§ **Working data**
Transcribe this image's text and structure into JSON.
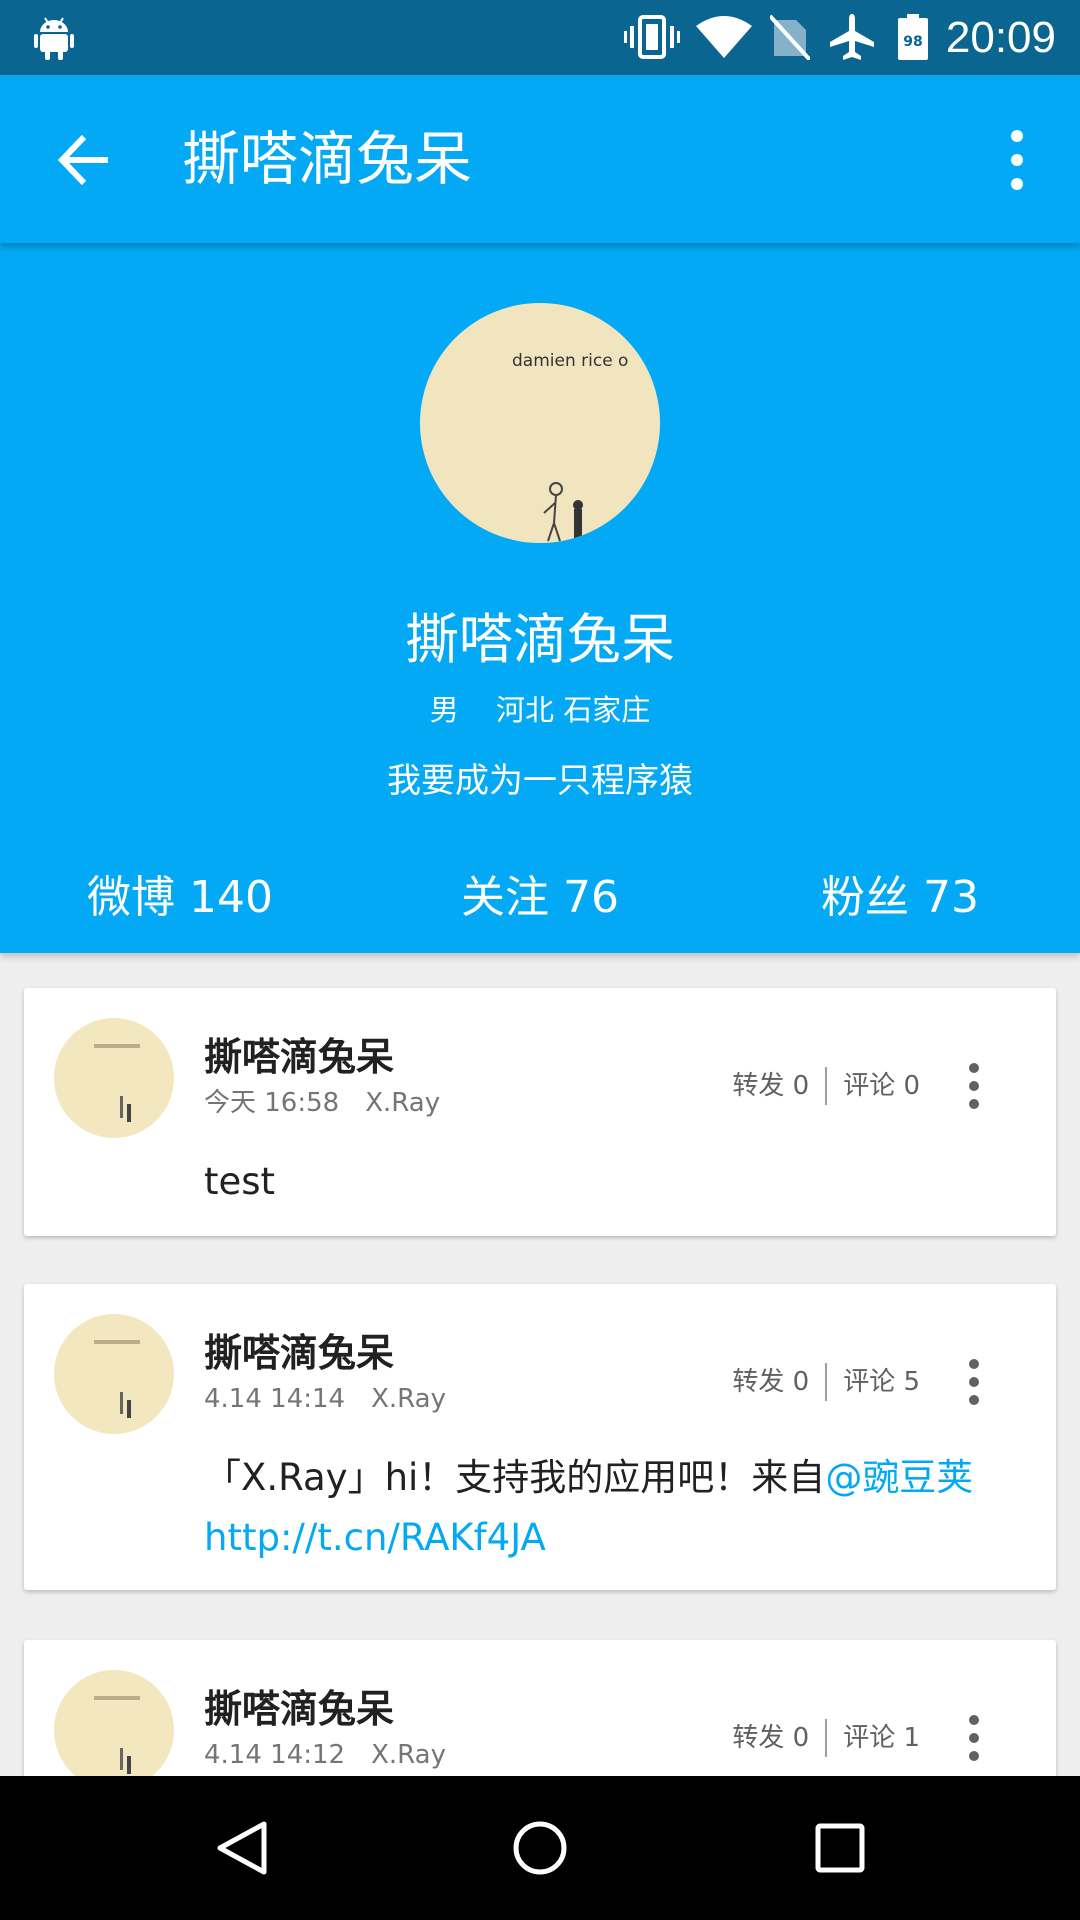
{
  "status_bar": {
    "time": "20:09",
    "battery_level": "98",
    "icons": [
      "android-icon",
      "vibrate-icon",
      "wifi-icon",
      "no-sim-icon",
      "airplane-icon",
      "battery-icon"
    ]
  },
  "app_bar": {
    "title": "撕嗒滴兔呆",
    "back_icon": "arrow-back-icon",
    "more_icon": "more-vert-icon"
  },
  "profile": {
    "avatar_text": "damien rice o",
    "name": "撕嗒滴兔呆",
    "gender": "男",
    "location": "河北 石家庄",
    "bio": "我要成为一只程序猿",
    "stats": {
      "weibo": "微博 140",
      "following": "关注 76",
      "fans": "粉丝 73"
    }
  },
  "feed": [
    {
      "name": "撕嗒滴兔呆",
      "time": "今天 16:58",
      "source": "X.Ray",
      "reposts": "转发 0",
      "comments": "评论 0",
      "text": "test"
    },
    {
      "name": "撕嗒滴兔呆",
      "time": "4.14 14:14",
      "source": "X.Ray",
      "reposts": "转发 0",
      "comments": "评论 5",
      "text": "「X.Ray」hi！支持我的应用吧！来自",
      "mention": "@豌豆荚",
      "link": "http://t.cn/RAKf4JA"
    },
    {
      "name": "撕嗒滴兔呆",
      "time": "4.14 14:12",
      "source": "X.Ray",
      "reposts": "转发 0",
      "comments": "评论 1"
    }
  ],
  "colors": {
    "primary": "#03a9f4",
    "status_bar": "#0a6590",
    "link": "#03a9f4"
  }
}
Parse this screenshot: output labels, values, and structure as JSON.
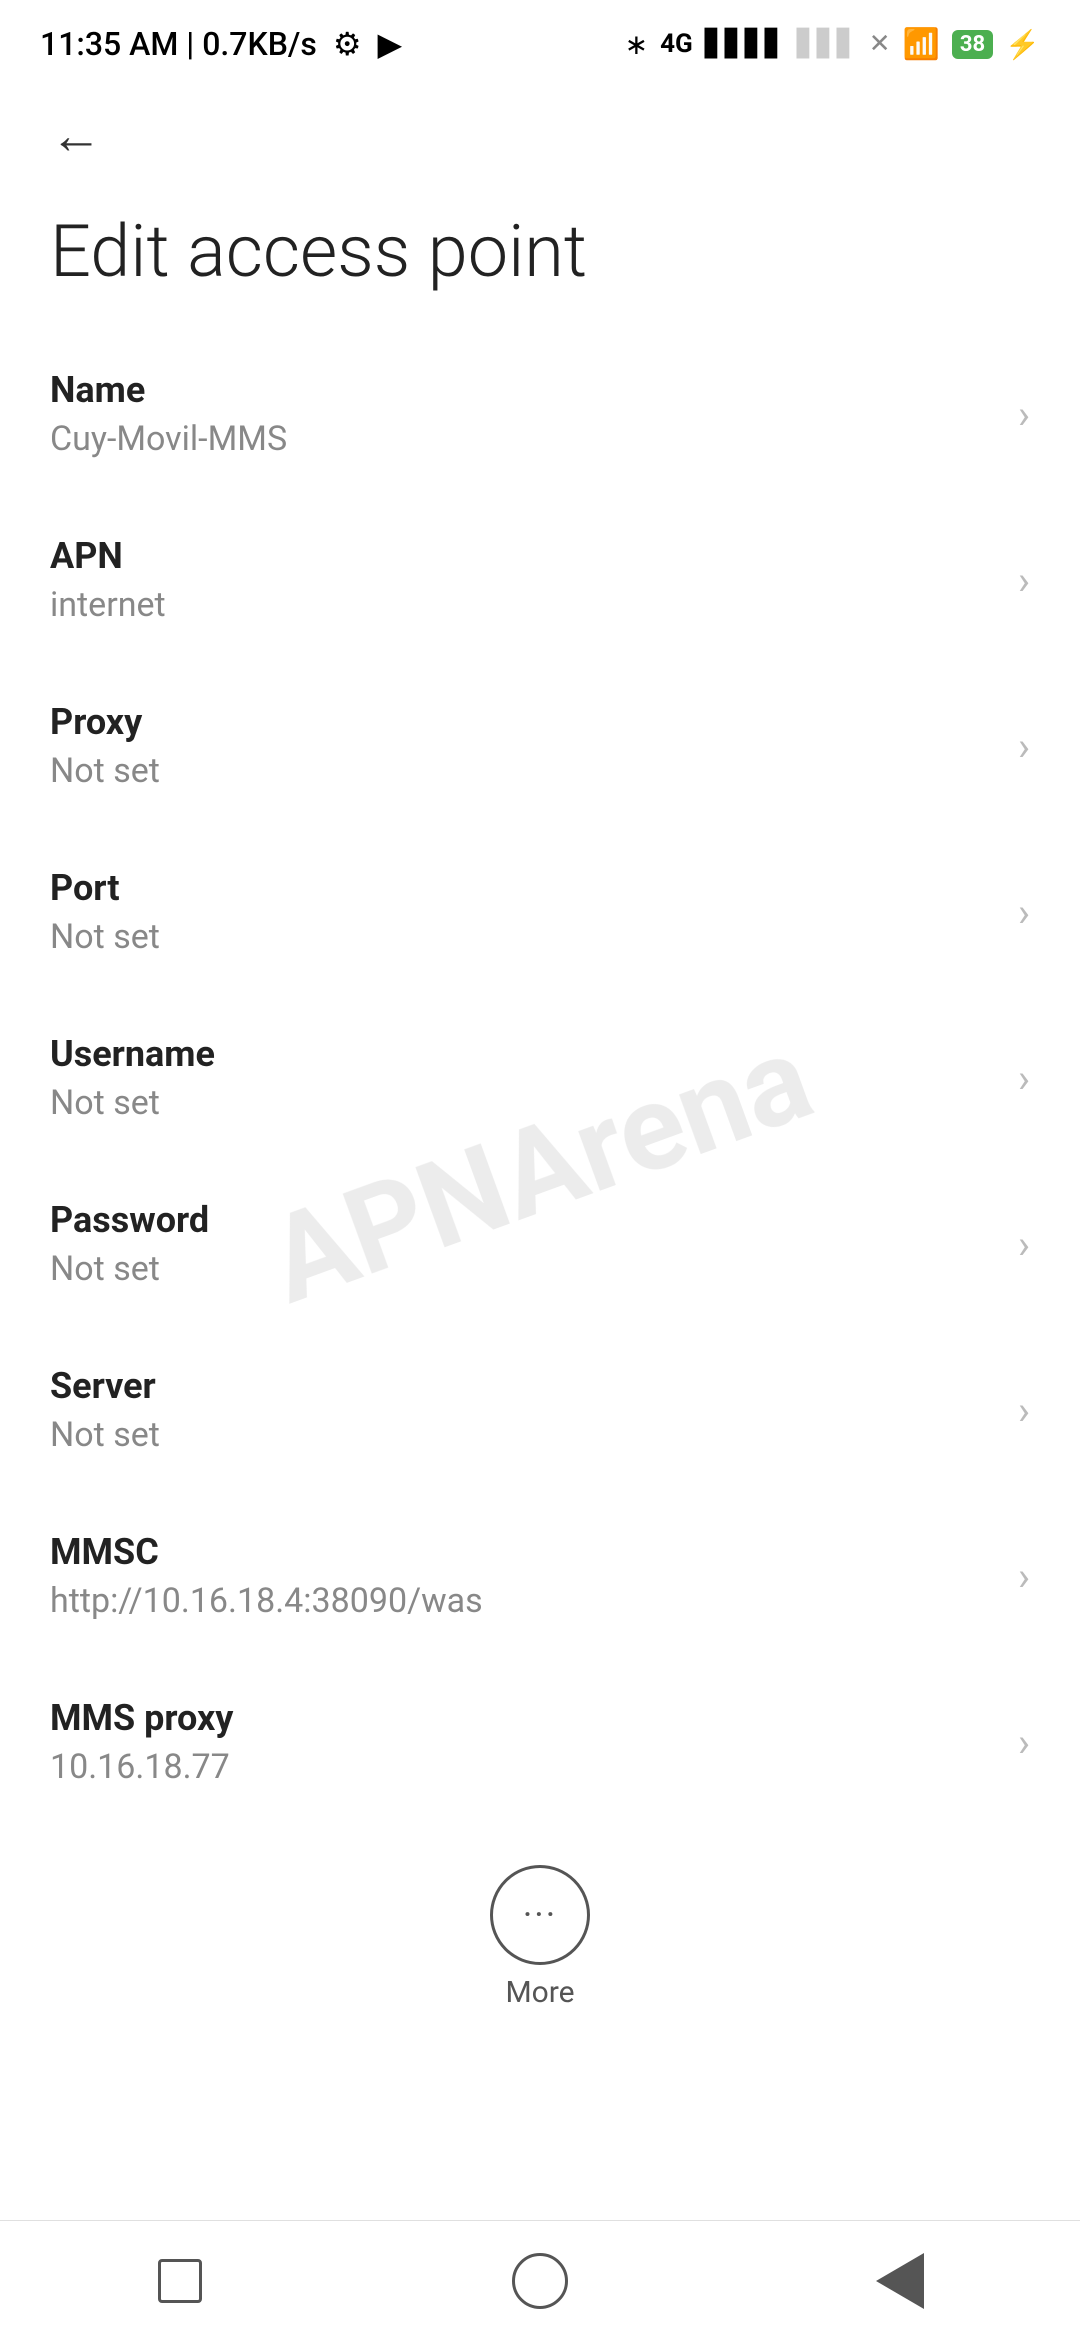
{
  "statusBar": {
    "time": "11:35 AM | 0.7KB/s",
    "battery": "38"
  },
  "nav": {
    "backLabel": "←"
  },
  "page": {
    "title": "Edit access point"
  },
  "settings": [
    {
      "label": "Name",
      "value": "Cuy-Movil-MMS"
    },
    {
      "label": "APN",
      "value": "internet"
    },
    {
      "label": "Proxy",
      "value": "Not set"
    },
    {
      "label": "Port",
      "value": "Not set"
    },
    {
      "label": "Username",
      "value": "Not set"
    },
    {
      "label": "Password",
      "value": "Not set"
    },
    {
      "label": "Server",
      "value": "Not set"
    },
    {
      "label": "MMSC",
      "value": "http://10.16.18.4:38090/was"
    },
    {
      "label": "MMS proxy",
      "value": "10.16.18.77"
    }
  ],
  "more": {
    "label": "More"
  }
}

§ **Written request**
Omit the pictures and reproduce the listing exactly.

§ **Completed exercise**
Transcribe this image's text and structure into JSON.
{
  "status_bar": {
    "time": "20:09",
    "battery_level": "98",
    "icons": [
      "android-icon",
      "vibrate-icon",
      "wifi-icon",
      "no-sim-icon",
      "airplane-icon",
      "battery-icon"
    ]
  },
  "app_bar": {
    "title": "撕嗒滴兔呆",
    "back_icon": "arrow-back-icon",
    "more_icon": "more-vert-icon"
  },
  "profile": {
    "avatar_text": "damien rice o",
    "name": "撕嗒滴兔呆",
    "gender": "男",
    "location": "河北 石家庄",
    "bio": "我要成为一只程序猿",
    "stats": {
      "weibo": "微博 140",
      "following": "关注 76",
      "fans": "粉丝 73"
    }
  },
  "feed": [
    {
      "name": "撕嗒滴兔呆",
      "time": "今天 16:58",
      "source": "X.Ray",
      "reposts": "转发 0",
      "comments": "评论 0",
      "text": "test"
    },
    {
      "name": "撕嗒滴兔呆",
      "time": "4.14 14:14",
      "source": "X.Ray",
      "reposts": "转发 0",
      "comments": "评论 5",
      "text": "「X.Ray」hi！支持我的应用吧！来自",
      "mention": "@豌豆荚",
      "link": "http://t.cn/RAKf4JA"
    },
    {
      "name": "撕嗒滴兔呆",
      "time": "4.14 14:12",
      "source": "X.Ray",
      "reposts": "转发 0",
      "comments": "评论 1"
    }
  ],
  "colors": {
    "primary": "#03a9f4",
    "status_bar": "#0a6590",
    "link": "#03a9f4"
  }
}
Parse this screenshot: output labels, values, and structure as JSON.
{
  "statusBar": {
    "time": "11:35 AM | 0.7KB/s",
    "battery": "38"
  },
  "nav": {
    "backLabel": "←"
  },
  "page": {
    "title": "Edit access point"
  },
  "settings": [
    {
      "label": "Name",
      "value": "Cuy-Movil-MMS"
    },
    {
      "label": "APN",
      "value": "internet"
    },
    {
      "label": "Proxy",
      "value": "Not set"
    },
    {
      "label": "Port",
      "value": "Not set"
    },
    {
      "label": "Username",
      "value": "Not set"
    },
    {
      "label": "Password",
      "value": "Not set"
    },
    {
      "label": "Server",
      "value": "Not set"
    },
    {
      "label": "MMSC",
      "value": "http://10.16.18.4:38090/was"
    },
    {
      "label": "MMS proxy",
      "value": "10.16.18.77"
    }
  ],
  "more": {
    "label": "More"
  }
}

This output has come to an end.